• Provided material
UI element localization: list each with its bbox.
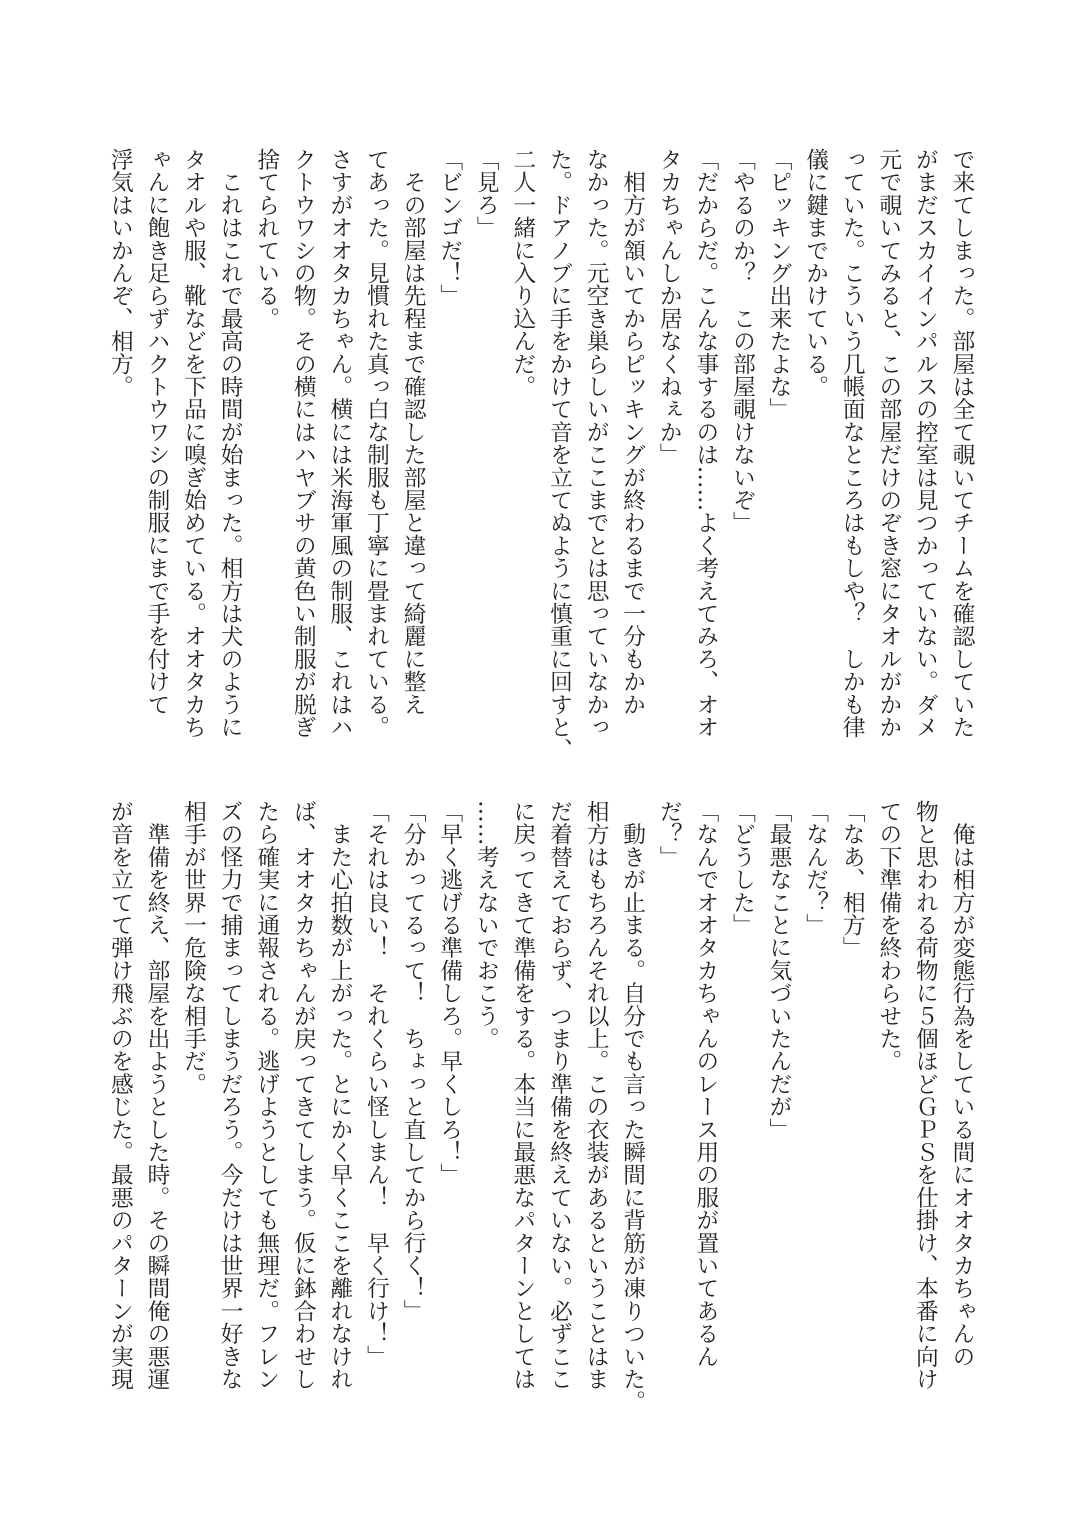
text-line: ゃんに飽き足らずハクトウワシの制服にまで手を付けて	[143, 148, 170, 716]
text-line: 「なあ、相方」	[839, 800, 866, 959]
text-line: 「見ろ」	[473, 148, 500, 239]
text-line: ズの怪力で捕まってしまうだろう。今だけは世界一好きな	[217, 800, 244, 1391]
text-line: 二人一緒に入り込んだ。	[509, 148, 536, 398]
text-line: タオルや服、靴などを下品に嗅ぎ始めている。オオタカち	[180, 148, 207, 739]
text-line: また心拍数が上がった。とにかく早くここを離れなけれ	[326, 800, 353, 1391]
text-line: 「なんだ？」	[802, 800, 829, 937]
text-line: 元で覗いてみると、この部屋だけのぞき窓にタオルがかか	[875, 148, 902, 739]
text-line: 「早く逃げる準備しろ。早くしろ！」	[436, 800, 463, 1186]
text-line: その部屋は先程まで確認した部屋と違って綺麗に整え	[400, 148, 427, 716]
text-line: 浮気はいかんぞ、相方。	[107, 148, 134, 398]
text-line: 儀に鍵までかけている。	[802, 148, 829, 398]
lower-text-block	[100, 800, 980, 1413]
text-line: た。ドアノブに手をかけて音を立てぬように慎重に回すと、	[546, 148, 573, 761]
text-line: に戻ってきて準備をする。本当に最悪なパターンとしては	[509, 800, 536, 1391]
text-line: で来てしまった。部屋は全て覗いてチームを確認していた	[949, 148, 975, 739]
text-line: 相手が世界一危険な相手だ。	[180, 800, 207, 1096]
text-line: 「ピッキング出来たよな」	[766, 148, 793, 421]
text-line: 相方はもちろんそれ以上。この衣装があるということはま	[583, 800, 610, 1391]
text-line: てあった。見慣れた真っ白な制服も丁寧に畳まれている。	[363, 148, 390, 739]
text-line: 「最悪なことに気づいたんだが」	[766, 800, 793, 1141]
text-line: 「なんでオオタカちゃんのレース用の服が置いてあるん	[692, 800, 719, 1368]
text-line: さすがオオタカちゃん。横には米海軍風の制服、これはハ	[326, 148, 353, 739]
text-line: 「どうした」	[729, 800, 756, 937]
text-line: が音を立てて弾け飛ぶのを感じた。最悪のパターンが実現	[107, 800, 134, 1391]
text-line: たら確実に通報される。逃げようとしても無理だ。フレン	[253, 800, 280, 1391]
text-line: ば、オオタカちゃんが戻ってきてしまう。仮に鉢合わせし	[290, 800, 317, 1391]
text-line: 動きが止まる。自分でも言った瞬間に背筋が凍りついた。	[619, 800, 646, 1413]
text-line: これはこれで最高の時間が始まった。相方は犬のように	[217, 148, 244, 739]
text-line: 俺は相方が変態行為をしている間にオオタカちゃんの	[949, 800, 975, 1368]
text-line: 捨てられている。	[253, 148, 280, 330]
text-line: がまだスカイインパルスの控室は見つかっていない。ダメ	[912, 148, 939, 739]
text-line: 物と思われる荷物に５個ほどＧＰＳを仕掛け、本番に向け	[912, 800, 939, 1391]
text-line: ての下準備を終わらせた。	[875, 800, 902, 1073]
text-line: なかった。元空き巣らしいがここまでとは思っていなかっ	[583, 148, 610, 739]
text-line: だ？」	[656, 800, 683, 869]
text-line: 相方が頷いてからピッキングが終わるまで一分もかか	[619, 148, 646, 716]
text-line: タカちゃんしか居なくねぇか」	[656, 148, 683, 466]
text-line: クトウワシの物。その横にはハヤブサの黄色い制服が脱ぎ	[290, 148, 317, 739]
text-line: ……考えないでおこう。	[473, 800, 500, 1050]
upper-text-block	[100, 148, 980, 761]
text-line: 「だからだ。こんな事するのは……よく考えてみろ、オオ	[692, 148, 719, 739]
text-line: 「やるのか？ この部屋覗けないぞ」	[729, 148, 756, 534]
text-line: 準備を終え、部屋を出ようとした時。その瞬間俺の悪運	[143, 800, 170, 1391]
text-line: 「ビンゴだ！」	[436, 148, 463, 307]
text-line: 「分かってるって！ ちょっと直してから行く！」	[400, 800, 427, 1323]
text-line: だ着替えておらず、つまり準備を終えていない。必ずここ	[546, 800, 573, 1391]
text-line: 「それは良い！ それくらい怪しまん！ 早く行け！」	[363, 800, 390, 1368]
text-line: っていた。こういう几帳面なところはもしや？ しかも律	[839, 148, 866, 739]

• Problem requirements
Copy every line of the entries above character for character, and leave out the pictures.

• Task result
UI element localization: list each with its bbox.
text-line: ゃんに飽き足らずハクトウワシの制服にまで手を付けて	[143, 148, 170, 716]
text-line: 「なあ、相方」	[839, 800, 866, 959]
text-line: 「見ろ」	[473, 148, 500, 239]
text-line: ズの怪力で捕まってしまうだろう。今だけは世界一好きな	[217, 800, 244, 1391]
text-line: 二人一緒に入り込んだ。	[509, 148, 536, 398]
text-line: タオルや服、靴などを下品に嗅ぎ始めている。オオタカち	[180, 148, 207, 739]
text-line: また心拍数が上がった。とにかく早くここを離れなけれ	[326, 800, 353, 1391]
text-line: 「なんだ？」	[802, 800, 829, 937]
text-line: 元で覗いてみると、この部屋だけのぞき窓にタオルがかか	[875, 148, 902, 739]
text-line: 「早く逃げる準備しろ。早くしろ！」	[436, 800, 463, 1186]
text-line: その部屋は先程まで確認した部屋と違って綺麗に整え	[400, 148, 427, 716]
text-line: 浮気はいかんぞ、相方。	[107, 148, 134, 398]
text-line: 儀に鍵までかけている。	[802, 148, 829, 398]
lower-text-block	[100, 800, 980, 1413]
text-line: た。ドアノブに手をかけて音を立てぬように慎重に回すと、	[546, 148, 573, 761]
text-line: に戻ってきて準備をする。本当に最悪なパターンとしては	[509, 800, 536, 1391]
text-line: で来てしまった。部屋は全て覗いてチームを確認していた	[949, 148, 975, 739]
text-line: 相手が世界一危険な相手だ。	[180, 800, 207, 1096]
text-line: 「ピッキング出来たよな」	[766, 148, 793, 421]
text-line: 相方はもちろんそれ以上。この衣装があるということはま	[583, 800, 610, 1391]
text-line: てあった。見慣れた真っ白な制服も丁寧に畳まれている。	[363, 148, 390, 739]
text-line: 「最悪なことに気づいたんだが」	[766, 800, 793, 1141]
text-line: 「なんでオオタカちゃんのレース用の服が置いてあるん	[692, 800, 719, 1368]
text-line: さすがオオタカちゃん。横には米海軍風の制服、これはハ	[326, 148, 353, 739]
text-line: 「どうした」	[729, 800, 756, 937]
text-line: が音を立てて弾け飛ぶのを感じた。最悪のパターンが実現	[107, 800, 134, 1391]
text-line: たら確実に通報される。逃げようとしても無理だ。フレン	[253, 800, 280, 1391]
text-line: ば、オオタカちゃんが戻ってきてしまう。仮に鉢合わせし	[290, 800, 317, 1391]
text-line: 動きが止まる。自分でも言った瞬間に背筋が凍りついた。	[619, 800, 646, 1413]
text-line: これはこれで最高の時間が始まった。相方は犬のように	[217, 148, 244, 739]
text-line: 俺は相方が変態行為をしている間にオオタカちゃんの	[949, 800, 975, 1368]
text-line: 捨てられている。	[253, 148, 280, 330]
text-line: がまだスカイインパルスの控室は見つかっていない。ダメ	[912, 148, 939, 739]
text-line: 物と思われる荷物に５個ほどＧＰＳを仕掛け、本番に向け	[912, 800, 939, 1391]
text-line: ての下準備を終わらせた。	[875, 800, 902, 1073]
text-line: なかった。元空き巣らしいがここまでとは思っていなかっ	[583, 148, 610, 739]
text-line: だ？」	[656, 800, 683, 869]
text-line: 相方が頷いてからピッキングが終わるまで一分もかか	[619, 148, 646, 716]
text-line: タカちゃんしか居なくねぇか」	[656, 148, 683, 466]
text-line: クトウワシの物。その横にはハヤブサの黄色い制服が脱ぎ	[290, 148, 317, 739]
text-line: ……考えないでおこう。	[473, 800, 500, 1050]
upper-text-block	[100, 148, 980, 761]
text-line: 「だからだ。こんな事するのは……よく考えてみろ、オオ	[692, 148, 719, 739]
text-line: 「やるのか？ この部屋覗けないぞ」	[729, 148, 756, 534]
text-line: 準備を終え、部屋を出ようとした時。その瞬間俺の悪運	[143, 800, 170, 1391]
text-line: 「ビンゴだ！」	[436, 148, 463, 307]
text-line: 「分かってるって！ ちょっと直してから行く！」	[400, 800, 427, 1323]
text-line: だ着替えておらず、つまり準備を終えていない。必ずここ	[546, 800, 573, 1391]
text-line: 「それは良い！ それくらい怪しまん！ 早く行け！」	[363, 800, 390, 1368]
text-line: っていた。こういう几帳面なところはもしや？ しかも律	[839, 148, 866, 739]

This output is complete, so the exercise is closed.